Saved entries
* Begin *
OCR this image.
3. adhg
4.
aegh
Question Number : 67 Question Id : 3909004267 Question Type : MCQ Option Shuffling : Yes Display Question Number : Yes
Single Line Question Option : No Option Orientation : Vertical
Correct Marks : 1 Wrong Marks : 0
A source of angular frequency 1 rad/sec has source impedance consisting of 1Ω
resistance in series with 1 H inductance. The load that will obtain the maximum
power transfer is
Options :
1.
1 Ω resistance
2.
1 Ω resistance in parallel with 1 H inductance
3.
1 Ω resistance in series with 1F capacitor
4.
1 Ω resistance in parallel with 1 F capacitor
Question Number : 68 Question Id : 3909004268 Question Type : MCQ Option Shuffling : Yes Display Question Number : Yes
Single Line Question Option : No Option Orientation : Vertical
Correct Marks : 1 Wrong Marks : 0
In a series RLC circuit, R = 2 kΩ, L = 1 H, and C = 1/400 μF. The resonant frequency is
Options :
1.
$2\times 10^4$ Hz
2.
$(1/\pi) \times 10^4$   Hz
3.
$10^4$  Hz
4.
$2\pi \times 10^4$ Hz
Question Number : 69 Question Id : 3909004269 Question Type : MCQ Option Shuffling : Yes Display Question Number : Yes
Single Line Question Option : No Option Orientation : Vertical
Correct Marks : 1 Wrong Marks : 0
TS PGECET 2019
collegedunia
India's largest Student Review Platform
* End *
- [Task prompt]
Go through the records above and retype each one exactly.

- [Solution to the exercise]
OCR this image.
3. adhg
4.
aegh
Question Number : 67 Question Id : 3909004267 Question Type : MCQ Option Shuffling : Yes Display Question Number : Yes
Single Line Question Option : No Option Orientation : Vertical
Correct Marks : 1 Wrong Marks : 0
A source of angular frequency 1 rad/sec has source impedance consisting of 1Ω
resistance in series with 1 H inductance. The load that will obtain the maximum
power transfer is
Options :
1.
1 Ω resistance
2.
1 Ω resistance in parallel with 1 H inductance
3.
1 Ω resistance in series with 1F capacitor
4.
1 Ω resistance in parallel with 1 F capacitor
Question Number : 68 Question Id : 3909004268 Question Type : MCQ Option Shuffling : Yes Display Question Number : Yes
Single Line Question Option : No Option Orientation : Vertical
Correct Marks : 1 Wrong Marks : 0
In a series RLC circuit, R = 2 kΩ, L = 1 H, and C = 1/400 μF. The resonant frequency is
Options :
1.
$2\times 10^4$ Hz
2.
$(1/\pi) \times 10^4$   Hz
3.
$10^4$  Hz
4.
$2\pi \times 10^4$ Hz
Question Number : 69 Question Id : 3909004269 Question Type : MCQ Option Shuffling : Yes Display Question Number : Yes
Single Line Question Option : No Option Orientation : Vertical
Correct Marks : 1 Wrong Marks : 0
TS PGECET 2019
collegedunia
India's largest Student Review Platform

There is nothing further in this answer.